» **YOUR TASK**
Could you write out the records below exactly as they appear?

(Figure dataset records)
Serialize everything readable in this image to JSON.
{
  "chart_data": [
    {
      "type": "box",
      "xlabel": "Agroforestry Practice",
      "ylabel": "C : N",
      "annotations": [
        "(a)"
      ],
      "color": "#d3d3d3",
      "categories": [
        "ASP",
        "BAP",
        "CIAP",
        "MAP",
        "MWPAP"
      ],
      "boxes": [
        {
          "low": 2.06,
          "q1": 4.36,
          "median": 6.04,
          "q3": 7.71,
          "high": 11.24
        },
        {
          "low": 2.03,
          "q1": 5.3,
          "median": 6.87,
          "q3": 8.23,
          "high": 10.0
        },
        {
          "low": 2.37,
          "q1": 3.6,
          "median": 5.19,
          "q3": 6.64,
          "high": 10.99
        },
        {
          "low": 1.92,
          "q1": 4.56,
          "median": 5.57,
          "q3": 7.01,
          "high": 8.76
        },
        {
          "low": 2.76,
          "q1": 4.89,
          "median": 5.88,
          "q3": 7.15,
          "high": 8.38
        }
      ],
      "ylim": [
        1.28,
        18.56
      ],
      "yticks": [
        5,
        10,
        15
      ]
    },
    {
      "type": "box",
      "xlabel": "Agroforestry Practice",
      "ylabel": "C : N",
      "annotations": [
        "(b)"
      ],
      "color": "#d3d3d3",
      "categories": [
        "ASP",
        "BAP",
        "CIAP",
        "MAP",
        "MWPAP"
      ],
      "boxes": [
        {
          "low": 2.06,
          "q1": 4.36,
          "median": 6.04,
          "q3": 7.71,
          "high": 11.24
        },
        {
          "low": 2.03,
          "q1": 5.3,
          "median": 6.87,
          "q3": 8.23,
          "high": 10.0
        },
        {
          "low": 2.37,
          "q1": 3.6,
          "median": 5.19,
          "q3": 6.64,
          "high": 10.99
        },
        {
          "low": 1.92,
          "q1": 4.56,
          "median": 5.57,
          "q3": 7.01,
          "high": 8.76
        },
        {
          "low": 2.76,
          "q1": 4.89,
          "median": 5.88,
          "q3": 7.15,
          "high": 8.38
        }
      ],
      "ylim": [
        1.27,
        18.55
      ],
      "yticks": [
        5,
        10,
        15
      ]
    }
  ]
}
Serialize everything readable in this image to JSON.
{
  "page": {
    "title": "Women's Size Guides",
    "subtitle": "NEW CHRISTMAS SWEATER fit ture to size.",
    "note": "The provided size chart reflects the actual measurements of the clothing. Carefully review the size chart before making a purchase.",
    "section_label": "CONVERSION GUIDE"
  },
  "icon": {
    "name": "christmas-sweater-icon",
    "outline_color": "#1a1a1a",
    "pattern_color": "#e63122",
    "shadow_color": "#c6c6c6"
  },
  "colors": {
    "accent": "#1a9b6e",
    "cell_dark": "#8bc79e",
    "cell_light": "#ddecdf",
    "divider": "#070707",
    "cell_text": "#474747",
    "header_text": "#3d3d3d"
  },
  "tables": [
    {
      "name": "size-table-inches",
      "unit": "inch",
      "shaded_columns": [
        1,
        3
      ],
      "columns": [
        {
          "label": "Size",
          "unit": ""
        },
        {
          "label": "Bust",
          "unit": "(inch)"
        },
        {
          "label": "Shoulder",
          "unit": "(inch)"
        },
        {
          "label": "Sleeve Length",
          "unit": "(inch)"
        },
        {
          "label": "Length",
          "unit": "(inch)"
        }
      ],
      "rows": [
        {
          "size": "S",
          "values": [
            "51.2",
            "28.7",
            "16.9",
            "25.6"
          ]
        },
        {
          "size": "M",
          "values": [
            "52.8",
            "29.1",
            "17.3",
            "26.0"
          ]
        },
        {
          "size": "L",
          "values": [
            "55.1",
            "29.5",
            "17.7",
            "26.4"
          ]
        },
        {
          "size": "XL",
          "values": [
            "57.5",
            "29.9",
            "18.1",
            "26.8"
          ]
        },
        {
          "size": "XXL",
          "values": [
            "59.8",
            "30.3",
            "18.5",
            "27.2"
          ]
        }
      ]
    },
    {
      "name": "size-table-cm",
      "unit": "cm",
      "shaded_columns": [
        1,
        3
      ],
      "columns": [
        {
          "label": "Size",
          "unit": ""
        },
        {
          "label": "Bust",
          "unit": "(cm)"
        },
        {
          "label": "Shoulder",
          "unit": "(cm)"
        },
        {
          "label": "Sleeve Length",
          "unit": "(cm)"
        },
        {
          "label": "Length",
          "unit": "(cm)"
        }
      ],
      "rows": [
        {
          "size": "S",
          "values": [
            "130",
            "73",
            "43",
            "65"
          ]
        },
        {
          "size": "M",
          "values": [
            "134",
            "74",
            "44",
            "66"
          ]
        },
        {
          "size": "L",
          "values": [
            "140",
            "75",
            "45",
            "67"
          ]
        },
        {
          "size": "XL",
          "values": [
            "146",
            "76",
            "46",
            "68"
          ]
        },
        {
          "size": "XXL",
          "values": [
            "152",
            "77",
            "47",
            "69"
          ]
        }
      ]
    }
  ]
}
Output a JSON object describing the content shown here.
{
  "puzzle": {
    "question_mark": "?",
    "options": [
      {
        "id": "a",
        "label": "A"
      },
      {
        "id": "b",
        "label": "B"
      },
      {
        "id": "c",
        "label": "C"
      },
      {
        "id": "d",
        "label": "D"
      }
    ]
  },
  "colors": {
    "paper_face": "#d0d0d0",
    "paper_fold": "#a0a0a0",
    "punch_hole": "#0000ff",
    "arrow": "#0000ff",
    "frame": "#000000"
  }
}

» **TASK RESPONSE**
Serialize everything readable in this image to JSON.
{
  "chart_data": [
    {
      "type": "box",
      "xlabel": "Agroforestry Practice",
      "ylabel": "C : N",
      "annotations": [
        "(a)"
      ],
      "color": "#d3d3d3",
      "categories": [
        "ASP",
        "BAP",
        "CIAP",
        "MAP",
        "MWPAP"
      ],
      "boxes": [
        {
          "low": 2.06,
          "q1": 4.36,
          "median": 6.04,
          "q3": 7.71,
          "high": 11.24
        },
        {
          "low": 2.03,
          "q1": 5.3,
          "median": 6.87,
          "q3": 8.23,
          "high": 10.0
        },
        {
          "low": 2.37,
          "q1": 3.6,
          "median": 5.19,
          "q3": 6.64,
          "high": 10.99
        },
        {
          "low": 1.92,
          "q1": 4.56,
          "median": 5.57,
          "q3": 7.01,
          "high": 8.76
        },
        {
          "low": 2.76,
          "q1": 4.89,
          "median": 5.88,
          "q3": 7.15,
          "high": 8.38
        }
      ],
      "ylim": [
        1.28,
        18.56
      ],
      "yticks": [
        5,
        10,
        15
      ]
    },
    {
      "type": "box",
      "xlabel": "Agroforestry Practice",
      "ylabel": "C : N",
      "annotations": [
        "(b)"
      ],
      "color": "#d3d3d3",
      "categories": [
        "ASP",
        "BAP",
        "CIAP",
        "MAP",
        "MWPAP"
      ],
      "boxes": [
        {
          "low": 2.06,
          "q1": 4.36,
          "median": 6.04,
          "q3": 7.71,
          "high": 11.24
        },
        {
          "low": 2.03,
          "q1": 5.3,
          "median": 6.87,
          "q3": 8.23,
          "high": 10.0
        },
        {
          "low": 2.37,
          "q1": 3.6,
          "median": 5.19,
          "q3": 6.64,
          "high": 10.99
        },
        {
          "low": 1.92,
          "q1": 4.56,
          "median": 5.57,
          "q3": 7.01,
          "high": 8.76
        },
        {
          "low": 2.76,
          "q1": 4.89,
          "median": 5.88,
          "q3": 7.15,
          "high": 8.38
        }
      ],
      "ylim": [
        1.27,
        18.55
      ],
      "yticks": [
        5,
        10,
        15
      ]
    }
  ]
}
Serialize everything readable in this image to JSON.
{
  "page": {
    "title": "Women's Size Guides",
    "subtitle": "NEW CHRISTMAS SWEATER fit ture to size.",
    "note": "The provided size chart reflects the actual measurements of the clothing. Carefully review the size chart before making a purchase.",
    "section_label": "CONVERSION GUIDE"
  },
  "icon": {
    "name": "christmas-sweater-icon",
    "outline_color": "#1a1a1a",
    "pattern_color": "#e63122",
    "shadow_color": "#c6c6c6"
  },
  "colors": {
    "accent": "#1a9b6e",
    "cell_dark": "#8bc79e",
    "cell_light": "#ddecdf",
    "divider": "#070707",
    "cell_text": "#474747",
    "header_text": "#3d3d3d"
  },
  "tables": [
    {
      "name": "size-table-inches",
      "unit": "inch",
      "shaded_columns": [
        1,
        3
      ],
      "columns": [
        {
          "label": "Size",
          "unit": ""
        },
        {
          "label": "Bust",
          "unit": "(inch)"
        },
        {
          "label": "Shoulder",
          "unit": "(inch)"
        },
        {
          "label": "Sleeve Length",
          "unit": "(inch)"
        },
        {
          "label": "Length",
          "unit": "(inch)"
        }
      ],
      "rows": [
        {
          "size": "S",
          "values": [
            "51.2",
            "28.7",
            "16.9",
            "25.6"
          ]
        },
        {
          "size": "M",
          "values": [
            "52.8",
            "29.1",
            "17.3",
            "26.0"
          ]
        },
        {
          "size": "L",
          "values": [
            "55.1",
            "29.5",
            "17.7",
            "26.4"
          ]
        },
        {
          "size": "XL",
          "values": [
            "57.5",
            "29.9",
            "18.1",
            "26.8"
          ]
        },
        {
          "size": "XXL",
          "values": [
            "59.8",
            "30.3",
            "18.5",
            "27.2"
          ]
        }
      ]
    },
    {
      "name": "size-table-cm",
      "unit": "cm",
      "shaded_columns": [
        1,
        3
      ],
      "columns": [
        {
          "label": "Size",
          "unit": ""
        },
        {
          "label": "Bust",
          "unit": "(cm)"
        },
        {
          "label": "Shoulder",
          "unit": "(cm)"
        },
        {
          "label": "Sleeve Length",
          "unit": "(cm)"
        },
        {
          "label": "Length",
          "unit": "(cm)"
        }
      ],
      "rows": [
        {
          "size": "S",
          "values": [
            "130",
            "73",
            "43",
            "65"
          ]
        },
        {
          "size": "M",
          "values": [
            "134",
            "74",
            "44",
            "66"
          ]
        },
        {
          "size": "L",
          "values": [
            "140",
            "75",
            "45",
            "67"
          ]
        },
        {
          "size": "XL",
          "values": [
            "146",
            "76",
            "46",
            "68"
          ]
        },
        {
          "size": "XXL",
          "values": [
            "152",
            "77",
            "47",
            "69"
          ]
        }
      ]
    }
  ]
}
Output a JSON object describing the content shown here.
{
  "puzzle": {
    "question_mark": "?",
    "options": [
      {
        "id": "a",
        "label": "A"
      },
      {
        "id": "b",
        "label": "B"
      },
      {
        "id": "c",
        "label": "C"
      },
      {
        "id": "d",
        "label": "D"
      }
    ]
  },
  "colors": {
    "paper_face": "#d0d0d0",
    "paper_fold": "#a0a0a0",
    "punch_hole": "#0000ff",
    "arrow": "#0000ff",
    "frame": "#000000"
  }
}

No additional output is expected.